**SHORT TASK**
Report the count of lines where the string "JSON" appears, and nothing else.

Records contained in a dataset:
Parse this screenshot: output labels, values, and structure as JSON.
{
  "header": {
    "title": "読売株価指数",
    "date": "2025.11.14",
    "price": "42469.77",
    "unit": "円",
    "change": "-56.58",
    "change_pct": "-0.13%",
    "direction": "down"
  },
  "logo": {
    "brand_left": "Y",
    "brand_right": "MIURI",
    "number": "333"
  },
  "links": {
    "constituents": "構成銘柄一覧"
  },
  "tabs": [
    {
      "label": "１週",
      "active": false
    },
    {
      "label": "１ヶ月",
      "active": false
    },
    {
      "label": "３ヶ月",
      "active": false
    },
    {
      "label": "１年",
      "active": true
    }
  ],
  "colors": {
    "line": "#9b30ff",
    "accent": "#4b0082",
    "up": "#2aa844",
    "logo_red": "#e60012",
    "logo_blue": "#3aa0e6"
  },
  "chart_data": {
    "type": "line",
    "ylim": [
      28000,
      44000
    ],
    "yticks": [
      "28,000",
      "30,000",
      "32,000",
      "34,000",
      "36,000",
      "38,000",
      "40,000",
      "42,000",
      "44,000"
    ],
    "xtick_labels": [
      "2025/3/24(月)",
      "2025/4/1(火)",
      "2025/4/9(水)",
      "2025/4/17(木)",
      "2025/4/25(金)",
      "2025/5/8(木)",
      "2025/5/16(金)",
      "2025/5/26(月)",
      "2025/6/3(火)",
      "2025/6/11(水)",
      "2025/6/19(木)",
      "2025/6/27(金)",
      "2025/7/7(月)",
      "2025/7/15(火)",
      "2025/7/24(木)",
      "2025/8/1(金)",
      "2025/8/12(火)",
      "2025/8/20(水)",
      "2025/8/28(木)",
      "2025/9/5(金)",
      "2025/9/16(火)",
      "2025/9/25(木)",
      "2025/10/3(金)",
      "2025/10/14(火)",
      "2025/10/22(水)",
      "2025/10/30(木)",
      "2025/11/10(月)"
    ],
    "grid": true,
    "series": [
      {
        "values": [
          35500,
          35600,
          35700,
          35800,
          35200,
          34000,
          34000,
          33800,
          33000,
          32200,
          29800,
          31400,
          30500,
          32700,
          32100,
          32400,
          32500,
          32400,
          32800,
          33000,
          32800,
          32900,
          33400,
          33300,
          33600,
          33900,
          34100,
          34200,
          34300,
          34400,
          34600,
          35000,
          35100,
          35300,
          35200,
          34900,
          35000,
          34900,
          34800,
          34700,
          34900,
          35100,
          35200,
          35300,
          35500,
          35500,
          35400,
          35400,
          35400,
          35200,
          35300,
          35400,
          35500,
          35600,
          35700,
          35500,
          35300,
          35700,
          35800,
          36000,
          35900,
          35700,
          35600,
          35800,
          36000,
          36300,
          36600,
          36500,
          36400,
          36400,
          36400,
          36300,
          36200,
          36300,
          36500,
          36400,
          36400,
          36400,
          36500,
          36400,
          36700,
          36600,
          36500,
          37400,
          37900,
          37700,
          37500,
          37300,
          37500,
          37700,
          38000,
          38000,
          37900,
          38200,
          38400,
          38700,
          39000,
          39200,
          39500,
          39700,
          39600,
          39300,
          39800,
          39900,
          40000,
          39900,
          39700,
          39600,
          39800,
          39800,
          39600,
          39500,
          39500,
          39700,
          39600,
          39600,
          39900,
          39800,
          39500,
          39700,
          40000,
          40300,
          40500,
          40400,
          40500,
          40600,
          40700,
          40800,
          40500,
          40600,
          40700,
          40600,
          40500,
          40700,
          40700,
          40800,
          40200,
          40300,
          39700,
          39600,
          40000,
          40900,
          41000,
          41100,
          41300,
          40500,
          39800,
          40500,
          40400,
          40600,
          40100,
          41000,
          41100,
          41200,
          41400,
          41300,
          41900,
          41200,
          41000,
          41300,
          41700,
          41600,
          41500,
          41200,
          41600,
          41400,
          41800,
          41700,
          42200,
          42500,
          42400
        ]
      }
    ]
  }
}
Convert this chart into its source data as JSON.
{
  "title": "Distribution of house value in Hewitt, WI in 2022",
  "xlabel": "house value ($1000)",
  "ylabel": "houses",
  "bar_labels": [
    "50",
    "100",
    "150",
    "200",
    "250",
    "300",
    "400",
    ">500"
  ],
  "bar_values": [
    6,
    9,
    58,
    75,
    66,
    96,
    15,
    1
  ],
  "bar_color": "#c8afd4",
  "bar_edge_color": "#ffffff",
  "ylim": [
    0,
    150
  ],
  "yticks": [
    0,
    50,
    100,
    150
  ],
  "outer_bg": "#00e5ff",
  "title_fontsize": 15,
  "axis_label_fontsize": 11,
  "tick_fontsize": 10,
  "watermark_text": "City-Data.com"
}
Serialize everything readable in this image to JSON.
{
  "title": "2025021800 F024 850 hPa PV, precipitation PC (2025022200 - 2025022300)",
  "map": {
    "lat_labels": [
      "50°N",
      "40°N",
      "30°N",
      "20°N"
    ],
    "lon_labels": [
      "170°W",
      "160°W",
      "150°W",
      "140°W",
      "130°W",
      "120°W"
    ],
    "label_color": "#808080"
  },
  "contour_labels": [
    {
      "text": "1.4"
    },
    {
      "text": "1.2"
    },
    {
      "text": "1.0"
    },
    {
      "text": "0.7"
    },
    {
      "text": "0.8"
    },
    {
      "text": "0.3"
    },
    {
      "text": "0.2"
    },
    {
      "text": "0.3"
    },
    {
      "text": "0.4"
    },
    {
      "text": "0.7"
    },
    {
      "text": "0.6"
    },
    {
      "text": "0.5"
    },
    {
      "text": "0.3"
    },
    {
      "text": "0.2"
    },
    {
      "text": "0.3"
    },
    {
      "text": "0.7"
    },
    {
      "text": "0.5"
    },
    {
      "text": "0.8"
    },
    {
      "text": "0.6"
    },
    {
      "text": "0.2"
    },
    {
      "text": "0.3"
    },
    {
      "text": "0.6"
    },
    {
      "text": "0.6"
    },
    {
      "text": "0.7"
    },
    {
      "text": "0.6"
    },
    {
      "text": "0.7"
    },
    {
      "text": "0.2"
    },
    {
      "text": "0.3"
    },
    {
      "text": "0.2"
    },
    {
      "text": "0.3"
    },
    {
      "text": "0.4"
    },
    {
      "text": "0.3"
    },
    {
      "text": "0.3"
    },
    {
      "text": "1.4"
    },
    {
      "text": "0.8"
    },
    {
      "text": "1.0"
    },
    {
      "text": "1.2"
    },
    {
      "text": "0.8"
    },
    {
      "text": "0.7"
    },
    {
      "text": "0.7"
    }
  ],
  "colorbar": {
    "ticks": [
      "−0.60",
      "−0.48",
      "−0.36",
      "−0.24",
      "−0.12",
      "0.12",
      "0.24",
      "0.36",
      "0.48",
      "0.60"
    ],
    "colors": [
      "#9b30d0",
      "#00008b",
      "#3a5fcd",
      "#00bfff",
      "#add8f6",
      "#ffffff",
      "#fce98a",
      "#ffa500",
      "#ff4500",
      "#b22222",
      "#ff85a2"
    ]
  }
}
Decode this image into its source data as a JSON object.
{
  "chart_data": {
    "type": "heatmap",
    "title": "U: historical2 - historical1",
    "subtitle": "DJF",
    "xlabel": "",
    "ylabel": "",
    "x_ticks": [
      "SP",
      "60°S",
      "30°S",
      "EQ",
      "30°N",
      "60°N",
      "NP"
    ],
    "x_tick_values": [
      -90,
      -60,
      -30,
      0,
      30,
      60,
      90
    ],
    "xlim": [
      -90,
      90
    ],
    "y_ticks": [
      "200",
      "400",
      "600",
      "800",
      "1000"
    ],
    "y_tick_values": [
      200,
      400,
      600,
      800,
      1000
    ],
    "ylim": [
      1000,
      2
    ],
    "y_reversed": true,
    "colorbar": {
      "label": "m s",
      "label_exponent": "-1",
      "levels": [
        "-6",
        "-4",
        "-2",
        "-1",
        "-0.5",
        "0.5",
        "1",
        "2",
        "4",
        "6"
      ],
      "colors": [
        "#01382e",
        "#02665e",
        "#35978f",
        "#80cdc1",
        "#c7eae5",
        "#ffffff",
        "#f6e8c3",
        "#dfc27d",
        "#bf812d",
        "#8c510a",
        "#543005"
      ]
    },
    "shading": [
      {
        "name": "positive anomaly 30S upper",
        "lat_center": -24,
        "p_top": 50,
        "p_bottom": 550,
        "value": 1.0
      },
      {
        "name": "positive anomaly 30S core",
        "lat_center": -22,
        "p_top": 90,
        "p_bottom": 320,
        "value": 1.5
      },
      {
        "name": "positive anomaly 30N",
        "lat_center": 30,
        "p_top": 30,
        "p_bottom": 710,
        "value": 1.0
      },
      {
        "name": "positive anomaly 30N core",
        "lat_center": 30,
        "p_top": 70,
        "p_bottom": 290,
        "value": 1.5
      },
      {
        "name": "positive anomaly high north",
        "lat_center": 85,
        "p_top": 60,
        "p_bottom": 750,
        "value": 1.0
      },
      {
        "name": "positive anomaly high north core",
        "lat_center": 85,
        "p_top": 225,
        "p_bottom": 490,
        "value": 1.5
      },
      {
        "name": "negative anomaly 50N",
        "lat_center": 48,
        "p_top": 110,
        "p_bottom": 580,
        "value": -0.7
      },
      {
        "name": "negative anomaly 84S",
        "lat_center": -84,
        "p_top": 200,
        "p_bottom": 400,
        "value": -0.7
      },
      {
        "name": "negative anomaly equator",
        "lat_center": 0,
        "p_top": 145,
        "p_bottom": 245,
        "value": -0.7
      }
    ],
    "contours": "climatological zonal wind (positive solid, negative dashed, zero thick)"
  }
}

**EXERCISE RESULT**
4